Requirement: Quote every line of the data below as it stands, omitting pictures.
--- Given data ---
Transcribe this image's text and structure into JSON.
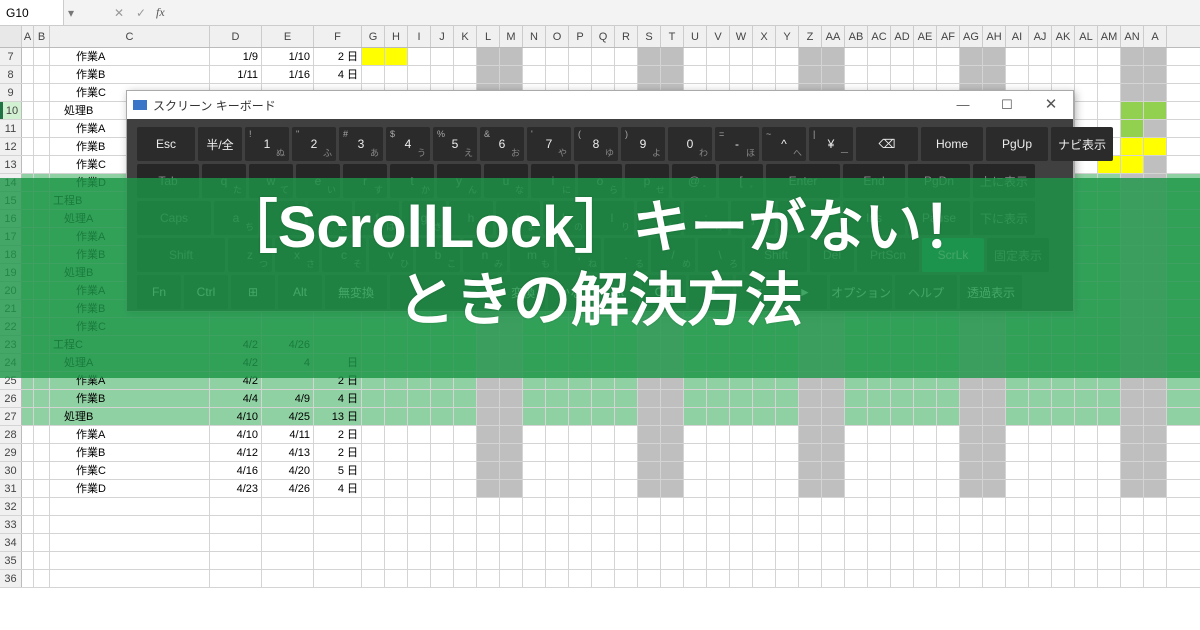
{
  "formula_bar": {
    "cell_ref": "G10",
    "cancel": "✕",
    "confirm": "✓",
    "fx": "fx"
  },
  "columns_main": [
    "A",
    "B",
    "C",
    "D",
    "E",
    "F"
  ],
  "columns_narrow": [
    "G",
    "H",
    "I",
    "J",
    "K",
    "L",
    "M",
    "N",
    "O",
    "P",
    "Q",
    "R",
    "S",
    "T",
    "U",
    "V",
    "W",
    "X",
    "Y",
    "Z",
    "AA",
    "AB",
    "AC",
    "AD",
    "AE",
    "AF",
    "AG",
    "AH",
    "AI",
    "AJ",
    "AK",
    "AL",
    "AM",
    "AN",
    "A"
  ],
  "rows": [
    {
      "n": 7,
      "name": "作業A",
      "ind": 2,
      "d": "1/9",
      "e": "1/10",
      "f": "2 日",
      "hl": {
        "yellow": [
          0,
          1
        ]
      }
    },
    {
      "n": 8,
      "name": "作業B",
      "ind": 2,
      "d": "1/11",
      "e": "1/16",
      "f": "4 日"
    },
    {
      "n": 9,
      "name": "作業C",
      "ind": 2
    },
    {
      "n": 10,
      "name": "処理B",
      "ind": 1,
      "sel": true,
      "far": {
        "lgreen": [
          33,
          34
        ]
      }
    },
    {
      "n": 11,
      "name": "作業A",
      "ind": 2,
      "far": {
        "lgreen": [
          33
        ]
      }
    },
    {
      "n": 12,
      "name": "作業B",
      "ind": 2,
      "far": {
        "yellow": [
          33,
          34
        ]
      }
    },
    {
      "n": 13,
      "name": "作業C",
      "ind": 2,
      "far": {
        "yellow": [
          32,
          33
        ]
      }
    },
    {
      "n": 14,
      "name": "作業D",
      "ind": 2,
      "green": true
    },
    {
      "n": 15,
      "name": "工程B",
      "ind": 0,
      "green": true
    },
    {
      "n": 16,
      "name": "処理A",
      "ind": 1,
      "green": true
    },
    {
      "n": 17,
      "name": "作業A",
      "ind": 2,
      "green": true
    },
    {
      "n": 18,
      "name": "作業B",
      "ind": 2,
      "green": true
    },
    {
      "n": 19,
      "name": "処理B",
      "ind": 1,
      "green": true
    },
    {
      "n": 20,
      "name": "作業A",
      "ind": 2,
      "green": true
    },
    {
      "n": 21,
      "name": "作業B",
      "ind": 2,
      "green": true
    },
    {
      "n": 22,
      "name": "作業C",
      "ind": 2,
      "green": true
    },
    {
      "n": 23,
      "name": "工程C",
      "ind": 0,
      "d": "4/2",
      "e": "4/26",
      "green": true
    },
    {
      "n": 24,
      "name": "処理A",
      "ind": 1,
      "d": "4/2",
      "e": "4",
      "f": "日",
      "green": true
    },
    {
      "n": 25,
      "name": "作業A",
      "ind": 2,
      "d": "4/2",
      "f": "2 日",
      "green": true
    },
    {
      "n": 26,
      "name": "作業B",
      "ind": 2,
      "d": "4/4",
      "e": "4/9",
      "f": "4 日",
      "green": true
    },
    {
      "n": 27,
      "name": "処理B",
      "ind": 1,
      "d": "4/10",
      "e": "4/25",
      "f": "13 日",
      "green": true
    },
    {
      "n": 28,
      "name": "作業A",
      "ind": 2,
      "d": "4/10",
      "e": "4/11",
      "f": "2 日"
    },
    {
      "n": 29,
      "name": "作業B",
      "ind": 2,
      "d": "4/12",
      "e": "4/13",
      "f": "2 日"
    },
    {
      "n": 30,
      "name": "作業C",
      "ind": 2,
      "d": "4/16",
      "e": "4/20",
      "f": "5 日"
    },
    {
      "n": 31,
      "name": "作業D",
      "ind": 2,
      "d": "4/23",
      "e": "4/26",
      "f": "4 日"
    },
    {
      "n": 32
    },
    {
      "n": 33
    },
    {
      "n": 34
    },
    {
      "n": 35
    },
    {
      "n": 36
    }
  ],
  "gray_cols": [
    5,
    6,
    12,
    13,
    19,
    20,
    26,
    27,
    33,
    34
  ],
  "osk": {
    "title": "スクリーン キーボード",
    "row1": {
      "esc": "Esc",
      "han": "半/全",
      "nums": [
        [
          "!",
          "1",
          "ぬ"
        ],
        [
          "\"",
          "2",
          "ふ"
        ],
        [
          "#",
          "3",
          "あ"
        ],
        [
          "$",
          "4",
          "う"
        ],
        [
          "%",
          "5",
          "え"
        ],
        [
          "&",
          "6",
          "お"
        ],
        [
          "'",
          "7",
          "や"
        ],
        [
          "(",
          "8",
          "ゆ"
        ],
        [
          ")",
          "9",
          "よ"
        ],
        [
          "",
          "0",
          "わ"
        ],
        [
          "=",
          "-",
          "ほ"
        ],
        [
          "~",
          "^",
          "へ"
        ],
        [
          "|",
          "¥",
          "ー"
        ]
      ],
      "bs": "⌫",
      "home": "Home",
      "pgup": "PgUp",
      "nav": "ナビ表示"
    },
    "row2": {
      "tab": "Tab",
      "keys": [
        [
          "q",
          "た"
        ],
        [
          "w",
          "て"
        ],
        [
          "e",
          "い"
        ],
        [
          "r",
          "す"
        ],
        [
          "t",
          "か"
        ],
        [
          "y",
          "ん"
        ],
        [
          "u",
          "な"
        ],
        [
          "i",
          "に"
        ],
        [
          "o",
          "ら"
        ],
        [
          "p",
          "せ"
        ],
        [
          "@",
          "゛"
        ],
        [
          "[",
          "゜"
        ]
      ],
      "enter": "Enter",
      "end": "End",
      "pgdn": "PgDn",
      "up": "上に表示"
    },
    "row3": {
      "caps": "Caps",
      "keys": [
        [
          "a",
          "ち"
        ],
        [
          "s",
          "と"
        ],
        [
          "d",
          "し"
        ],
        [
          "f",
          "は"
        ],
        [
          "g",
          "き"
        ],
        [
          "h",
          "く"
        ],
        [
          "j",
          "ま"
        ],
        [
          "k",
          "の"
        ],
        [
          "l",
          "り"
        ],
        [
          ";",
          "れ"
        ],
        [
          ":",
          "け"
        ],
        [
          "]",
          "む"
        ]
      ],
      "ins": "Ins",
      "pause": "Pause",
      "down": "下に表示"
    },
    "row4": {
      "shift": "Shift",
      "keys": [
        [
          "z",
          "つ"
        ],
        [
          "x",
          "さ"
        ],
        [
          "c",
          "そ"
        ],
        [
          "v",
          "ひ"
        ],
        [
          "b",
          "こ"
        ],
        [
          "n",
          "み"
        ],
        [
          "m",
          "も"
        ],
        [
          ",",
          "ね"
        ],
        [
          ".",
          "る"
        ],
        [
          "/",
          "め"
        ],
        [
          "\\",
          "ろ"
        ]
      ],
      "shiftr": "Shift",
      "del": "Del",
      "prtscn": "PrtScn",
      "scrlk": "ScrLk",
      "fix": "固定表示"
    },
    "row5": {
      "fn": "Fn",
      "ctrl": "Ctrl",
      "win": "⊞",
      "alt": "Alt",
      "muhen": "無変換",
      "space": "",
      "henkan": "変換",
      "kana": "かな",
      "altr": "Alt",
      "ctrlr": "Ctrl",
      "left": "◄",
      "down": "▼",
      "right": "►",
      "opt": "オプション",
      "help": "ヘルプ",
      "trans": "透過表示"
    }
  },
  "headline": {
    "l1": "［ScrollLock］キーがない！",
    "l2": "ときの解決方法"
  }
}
---
Result:
Transcribe this image's text and structure into JSON.
{
  "formula_bar": {
    "cell_ref": "G10",
    "cancel": "✕",
    "confirm": "✓",
    "fx": "fx"
  },
  "columns_main": [
    "A",
    "B",
    "C",
    "D",
    "E",
    "F"
  ],
  "columns_narrow": [
    "G",
    "H",
    "I",
    "J",
    "K",
    "L",
    "M",
    "N",
    "O",
    "P",
    "Q",
    "R",
    "S",
    "T",
    "U",
    "V",
    "W",
    "X",
    "Y",
    "Z",
    "AA",
    "AB",
    "AC",
    "AD",
    "AE",
    "AF",
    "AG",
    "AH",
    "AI",
    "AJ",
    "AK",
    "AL",
    "AM",
    "AN",
    "A"
  ],
  "rows": [
    {
      "n": 7,
      "name": "作業A",
      "ind": 2,
      "d": "1/9",
      "e": "1/10",
      "f": "2 日",
      "hl": {
        "yellow": [
          0,
          1
        ]
      }
    },
    {
      "n": 8,
      "name": "作業B",
      "ind": 2,
      "d": "1/11",
      "e": "1/16",
      "f": "4 日"
    },
    {
      "n": 9,
      "name": "作業C",
      "ind": 2
    },
    {
      "n": 10,
      "name": "処理B",
      "ind": 1,
      "sel": true,
      "far": {
        "lgreen": [
          33,
          34
        ]
      }
    },
    {
      "n": 11,
      "name": "作業A",
      "ind": 2,
      "far": {
        "lgreen": [
          33
        ]
      }
    },
    {
      "n": 12,
      "name": "作業B",
      "ind": 2,
      "far": {
        "yellow": [
          33,
          34
        ]
      }
    },
    {
      "n": 13,
      "name": "作業C",
      "ind": 2,
      "far": {
        "yellow": [
          32,
          33
        ]
      }
    },
    {
      "n": 14,
      "name": "作業D",
      "ind": 2,
      "green": true
    },
    {
      "n": 15,
      "name": "工程B",
      "ind": 0,
      "green": true
    },
    {
      "n": 16,
      "name": "処理A",
      "ind": 1,
      "green": true
    },
    {
      "n": 17,
      "name": "作業A",
      "ind": 2,
      "green": true
    },
    {
      "n": 18,
      "name": "作業B",
      "ind": 2,
      "green": true
    },
    {
      "n": 19,
      "name": "処理B",
      "ind": 1,
      "green": true
    },
    {
      "n": 20,
      "name": "作業A",
      "ind": 2,
      "green": true
    },
    {
      "n": 21,
      "name": "作業B",
      "ind": 2,
      "green": true
    },
    {
      "n": 22,
      "name": "作業C",
      "ind": 2,
      "green": true
    },
    {
      "n": 23,
      "name": "工程C",
      "ind": 0,
      "d": "4/2",
      "e": "4/26",
      "green": true
    },
    {
      "n": 24,
      "name": "処理A",
      "ind": 1,
      "d": "4/2",
      "e": "4",
      "f": "日",
      "green": true
    },
    {
      "n": 25,
      "name": "作業A",
      "ind": 2,
      "d": "4/2",
      "f": "2 日",
      "green": true
    },
    {
      "n": 26,
      "name": "作業B",
      "ind": 2,
      "d": "4/4",
      "e": "4/9",
      "f": "4 日",
      "green": true
    },
    {
      "n": 27,
      "name": "処理B",
      "ind": 1,
      "d": "4/10",
      "e": "4/25",
      "f": "13 日",
      "green": true
    },
    {
      "n": 28,
      "name": "作業A",
      "ind": 2,
      "d": "4/10",
      "e": "4/11",
      "f": "2 日"
    },
    {
      "n": 29,
      "name": "作業B",
      "ind": 2,
      "d": "4/12",
      "e": "4/13",
      "f": "2 日"
    },
    {
      "n": 30,
      "name": "作業C",
      "ind": 2,
      "d": "4/16",
      "e": "4/20",
      "f": "5 日"
    },
    {
      "n": 31,
      "name": "作業D",
      "ind": 2,
      "d": "4/23",
      "e": "4/26",
      "f": "4 日"
    },
    {
      "n": 32
    },
    {
      "n": 33
    },
    {
      "n": 34
    },
    {
      "n": 35
    },
    {
      "n": 36
    }
  ],
  "gray_cols": [
    5,
    6,
    12,
    13,
    19,
    20,
    26,
    27,
    33,
    34
  ],
  "osk": {
    "title": "スクリーン キーボード",
    "row1": {
      "esc": "Esc",
      "han": "半/全",
      "nums": [
        [
          "!",
          "1",
          "ぬ"
        ],
        [
          "\"",
          "2",
          "ふ"
        ],
        [
          "#",
          "3",
          "あ"
        ],
        [
          "$",
          "4",
          "う"
        ],
        [
          "%",
          "5",
          "え"
        ],
        [
          "&",
          "6",
          "お"
        ],
        [
          "'",
          "7",
          "や"
        ],
        [
          "(",
          "8",
          "ゆ"
        ],
        [
          ")",
          "9",
          "よ"
        ],
        [
          "",
          "0",
          "わ"
        ],
        [
          "=",
          "-",
          "ほ"
        ],
        [
          "~",
          "^",
          "へ"
        ],
        [
          "|",
          "¥",
          "ー"
        ]
      ],
      "bs": "⌫",
      "home": "Home",
      "pgup": "PgUp",
      "nav": "ナビ表示"
    },
    "row2": {
      "tab": "Tab",
      "keys": [
        [
          "q",
          "た"
        ],
        [
          "w",
          "て"
        ],
        [
          "e",
          "い"
        ],
        [
          "r",
          "す"
        ],
        [
          "t",
          "か"
        ],
        [
          "y",
          "ん"
        ],
        [
          "u",
          "な"
        ],
        [
          "i",
          "に"
        ],
        [
          "o",
          "ら"
        ],
        [
          "p",
          "せ"
        ],
        [
          "@",
          "゛"
        ],
        [
          "[",
          "゜"
        ]
      ],
      "enter": "Enter",
      "end": "End",
      "pgdn": "PgDn",
      "up": "上に表示"
    },
    "row3": {
      "caps": "Caps",
      "keys": [
        [
          "a",
          "ち"
        ],
        [
          "s",
          "と"
        ],
        [
          "d",
          "し"
        ],
        [
          "f",
          "は"
        ],
        [
          "g",
          "き"
        ],
        [
          "h",
          "く"
        ],
        [
          "j",
          "ま"
        ],
        [
          "k",
          "の"
        ],
        [
          "l",
          "り"
        ],
        [
          ";",
          "れ"
        ],
        [
          ":",
          "け"
        ],
        [
          "]",
          "む"
        ]
      ],
      "ins": "Ins",
      "pause": "Pause",
      "down": "下に表示"
    },
    "row4": {
      "shift": "Shift",
      "keys": [
        [
          "z",
          "つ"
        ],
        [
          "x",
          "さ"
        ],
        [
          "c",
          "そ"
        ],
        [
          "v",
          "ひ"
        ],
        [
          "b",
          "こ"
        ],
        [
          "n",
          "み"
        ],
        [
          "m",
          "も"
        ],
        [
          ",",
          "ね"
        ],
        [
          ".",
          "る"
        ],
        [
          "/",
          "め"
        ],
        [
          "\\",
          "ろ"
        ]
      ],
      "shiftr": "Shift",
      "del": "Del",
      "prtscn": "PrtScn",
      "scrlk": "ScrLk",
      "fix": "固定表示"
    },
    "row5": {
      "fn": "Fn",
      "ctrl": "Ctrl",
      "win": "⊞",
      "alt": "Alt",
      "muhen": "無変換",
      "space": "",
      "henkan": "変換",
      "kana": "かな",
      "altr": "Alt",
      "ctrlr": "Ctrl",
      "left": "◄",
      "down": "▼",
      "right": "►",
      "opt": "オプション",
      "help": "ヘルプ",
      "trans": "透過表示"
    }
  },
  "headline": {
    "l1": "［ScrollLock］キーがない！",
    "l2": "ときの解決方法"
  }
}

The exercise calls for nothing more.